Request →
Reproduce the whole listing, character for character.

(Records excerpted from a collection)
++++++++

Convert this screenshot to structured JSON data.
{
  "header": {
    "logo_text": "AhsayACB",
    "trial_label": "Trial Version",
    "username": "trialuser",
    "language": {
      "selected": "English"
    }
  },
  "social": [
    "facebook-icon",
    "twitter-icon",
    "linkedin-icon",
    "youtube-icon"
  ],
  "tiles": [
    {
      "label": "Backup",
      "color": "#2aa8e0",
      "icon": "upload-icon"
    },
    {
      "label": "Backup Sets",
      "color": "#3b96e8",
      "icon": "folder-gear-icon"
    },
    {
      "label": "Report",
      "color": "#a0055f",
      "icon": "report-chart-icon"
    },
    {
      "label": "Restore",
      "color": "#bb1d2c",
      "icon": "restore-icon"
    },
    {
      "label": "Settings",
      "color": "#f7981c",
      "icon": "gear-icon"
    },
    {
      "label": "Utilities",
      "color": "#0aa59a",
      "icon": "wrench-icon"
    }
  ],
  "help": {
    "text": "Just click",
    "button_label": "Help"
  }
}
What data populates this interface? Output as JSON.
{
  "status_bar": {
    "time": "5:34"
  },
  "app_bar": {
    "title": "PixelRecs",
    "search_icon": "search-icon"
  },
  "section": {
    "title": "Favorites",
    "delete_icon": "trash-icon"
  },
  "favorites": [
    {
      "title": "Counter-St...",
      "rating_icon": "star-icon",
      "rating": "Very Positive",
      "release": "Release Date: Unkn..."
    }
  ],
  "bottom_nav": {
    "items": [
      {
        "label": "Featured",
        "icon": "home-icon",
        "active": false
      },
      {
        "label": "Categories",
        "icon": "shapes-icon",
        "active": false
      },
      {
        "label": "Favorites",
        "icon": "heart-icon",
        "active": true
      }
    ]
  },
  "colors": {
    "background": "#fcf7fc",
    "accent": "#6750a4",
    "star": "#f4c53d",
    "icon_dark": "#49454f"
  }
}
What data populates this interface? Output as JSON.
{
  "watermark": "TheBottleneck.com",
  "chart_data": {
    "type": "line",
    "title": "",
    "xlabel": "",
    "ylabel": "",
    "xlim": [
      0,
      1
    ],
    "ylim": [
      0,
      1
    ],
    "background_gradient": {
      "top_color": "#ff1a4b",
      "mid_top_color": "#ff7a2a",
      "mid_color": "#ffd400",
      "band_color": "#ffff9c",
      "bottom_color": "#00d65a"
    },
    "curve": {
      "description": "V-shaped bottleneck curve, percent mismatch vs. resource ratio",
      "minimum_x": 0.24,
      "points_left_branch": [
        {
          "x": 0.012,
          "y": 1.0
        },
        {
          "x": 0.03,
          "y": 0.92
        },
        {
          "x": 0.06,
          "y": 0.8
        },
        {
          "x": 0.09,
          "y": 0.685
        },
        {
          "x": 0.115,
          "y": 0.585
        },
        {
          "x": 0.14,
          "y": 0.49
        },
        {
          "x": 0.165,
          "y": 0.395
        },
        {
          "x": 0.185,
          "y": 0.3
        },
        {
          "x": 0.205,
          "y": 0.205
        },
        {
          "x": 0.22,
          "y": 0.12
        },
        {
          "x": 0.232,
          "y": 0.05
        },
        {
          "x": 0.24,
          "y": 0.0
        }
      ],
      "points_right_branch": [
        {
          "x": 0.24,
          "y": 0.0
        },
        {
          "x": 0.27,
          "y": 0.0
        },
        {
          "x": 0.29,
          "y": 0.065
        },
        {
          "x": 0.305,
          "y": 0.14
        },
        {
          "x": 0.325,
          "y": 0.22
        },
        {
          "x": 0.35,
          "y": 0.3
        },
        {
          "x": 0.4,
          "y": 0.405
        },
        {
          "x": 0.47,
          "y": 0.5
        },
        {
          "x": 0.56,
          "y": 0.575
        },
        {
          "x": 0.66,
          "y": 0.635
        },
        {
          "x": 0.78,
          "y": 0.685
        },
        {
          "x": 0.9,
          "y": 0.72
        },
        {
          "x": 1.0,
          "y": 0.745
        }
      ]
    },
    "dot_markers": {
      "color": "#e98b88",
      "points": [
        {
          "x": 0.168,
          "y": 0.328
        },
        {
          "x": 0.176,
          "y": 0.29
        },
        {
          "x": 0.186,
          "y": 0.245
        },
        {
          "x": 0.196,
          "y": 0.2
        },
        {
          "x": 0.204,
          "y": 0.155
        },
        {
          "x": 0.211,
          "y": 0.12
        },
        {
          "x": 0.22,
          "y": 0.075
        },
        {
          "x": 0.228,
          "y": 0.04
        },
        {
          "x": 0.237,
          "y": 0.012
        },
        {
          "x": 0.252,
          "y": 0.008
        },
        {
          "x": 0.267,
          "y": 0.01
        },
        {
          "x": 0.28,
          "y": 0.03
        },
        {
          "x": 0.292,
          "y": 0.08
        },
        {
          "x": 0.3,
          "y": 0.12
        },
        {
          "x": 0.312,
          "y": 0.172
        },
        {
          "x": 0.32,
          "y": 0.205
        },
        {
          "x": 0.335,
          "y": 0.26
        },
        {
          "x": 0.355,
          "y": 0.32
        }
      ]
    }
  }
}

++++++++

Result below →
Convert this screenshot to structured JSON data.
{
  "header": {
    "logo_text": "AhsayACB",
    "trial_label": "Trial Version",
    "username": "trialuser",
    "language": {
      "selected": "English"
    }
  },
  "social": [
    "facebook-icon",
    "twitter-icon",
    "linkedin-icon",
    "youtube-icon"
  ],
  "tiles": [
    {
      "label": "Backup",
      "color": "#2aa8e0",
      "icon": "upload-icon"
    },
    {
      "label": "Backup Sets",
      "color": "#3b96e8",
      "icon": "folder-gear-icon"
    },
    {
      "label": "Report",
      "color": "#a0055f",
      "icon": "report-chart-icon"
    },
    {
      "label": "Restore",
      "color": "#bb1d2c",
      "icon": "restore-icon"
    },
    {
      "label": "Settings",
      "color": "#f7981c",
      "icon": "gear-icon"
    },
    {
      "label": "Utilities",
      "color": "#0aa59a",
      "icon": "wrench-icon"
    }
  ],
  "help": {
    "text": "Just click",
    "button_label": "Help"
  }
}
What data populates this interface? Output as JSON.
{
  "status_bar": {
    "time": "5:34"
  },
  "app_bar": {
    "title": "PixelRecs",
    "search_icon": "search-icon"
  },
  "section": {
    "title": "Favorites",
    "delete_icon": "trash-icon"
  },
  "favorites": [
    {
      "title": "Counter-St...",
      "rating_icon": "star-icon",
      "rating": "Very Positive",
      "release": "Release Date: Unkn..."
    }
  ],
  "bottom_nav": {
    "items": [
      {
        "label": "Featured",
        "icon": "home-icon",
        "active": false
      },
      {
        "label": "Categories",
        "icon": "shapes-icon",
        "active": false
      },
      {
        "label": "Favorites",
        "icon": "heart-icon",
        "active": true
      }
    ]
  },
  "colors": {
    "background": "#fcf7fc",
    "accent": "#6750a4",
    "star": "#f4c53d",
    "icon_dark": "#49454f"
  }
}
What data populates this interface? Output as JSON.
{
  "watermark": "TheBottleneck.com",
  "chart_data": {
    "type": "line",
    "title": "",
    "xlabel": "",
    "ylabel": "",
    "xlim": [
      0,
      1
    ],
    "ylim": [
      0,
      1
    ],
    "background_gradient": {
      "top_color": "#ff1a4b",
      "mid_top_color": "#ff7a2a",
      "mid_color": "#ffd400",
      "band_color": "#ffff9c",
      "bottom_color": "#00d65a"
    },
    "curve": {
      "description": "V-shaped bottleneck curve, percent mismatch vs. resource ratio",
      "minimum_x": 0.24,
      "points_left_branch": [
        {
          "x": 0.012,
          "y": 1.0
        },
        {
          "x": 0.03,
          "y": 0.92
        },
        {
          "x": 0.06,
          "y": 0.8
        },
        {
          "x": 0.09,
          "y": 0.685
        },
        {
          "x": 0.115,
          "y": 0.585
        },
        {
          "x": 0.14,
          "y": 0.49
        },
        {
          "x": 0.165,
          "y": 0.395
        },
        {
          "x": 0.185,
          "y": 0.3
        },
        {
          "x": 0.205,
          "y": 0.205
        },
        {
          "x": 0.22,
          "y": 0.12
        },
        {
          "x": 0.232,
          "y": 0.05
        },
        {
          "x": 0.24,
          "y": 0.0
        }
      ],
      "points_right_branch": [
        {
          "x": 0.24,
          "y": 0.0
        },
        {
          "x": 0.27,
          "y": 0.0
        },
        {
          "x": 0.29,
          "y": 0.065
        },
        {
          "x": 0.305,
          "y": 0.14
        },
        {
          "x": 0.325,
          "y": 0.22
        },
        {
          "x": 0.35,
          "y": 0.3
        },
        {
          "x": 0.4,
          "y": 0.405
        },
        {
          "x": 0.47,
          "y": 0.5
        },
        {
          "x": 0.56,
          "y": 0.575
        },
        {
          "x": 0.66,
          "y": 0.635
        },
        {
          "x": 0.78,
          "y": 0.685
        },
        {
          "x": 0.9,
          "y": 0.72
        },
        {
          "x": 1.0,
          "y": 0.745
        }
      ]
    },
    "dot_markers": {
      "color": "#e98b88",
      "points": [
        {
          "x": 0.168,
          "y": 0.328
        },
        {
          "x": 0.176,
          "y": 0.29
        },
        {
          "x": 0.186,
          "y": 0.245
        },
        {
          "x": 0.196,
          "y": 0.2
        },
        {
          "x": 0.204,
          "y": 0.155
        },
        {
          "x": 0.211,
          "y": 0.12
        },
        {
          "x": 0.22,
          "y": 0.075
        },
        {
          "x": 0.228,
          "y": 0.04
        },
        {
          "x": 0.237,
          "y": 0.012
        },
        {
          "x": 0.252,
          "y": 0.008
        },
        {
          "x": 0.267,
          "y": 0.01
        },
        {
          "x": 0.28,
          "y": 0.03
        },
        {
          "x": 0.292,
          "y": 0.08
        },
        {
          "x": 0.3,
          "y": 0.12
        },
        {
          "x": 0.312,
          "y": 0.172
        },
        {
          "x": 0.32,
          "y": 0.205
        },
        {
          "x": 0.335,
          "y": 0.26
        },
        {
          "x": 0.355,
          "y": 0.32
        }
      ]
    }
  }
}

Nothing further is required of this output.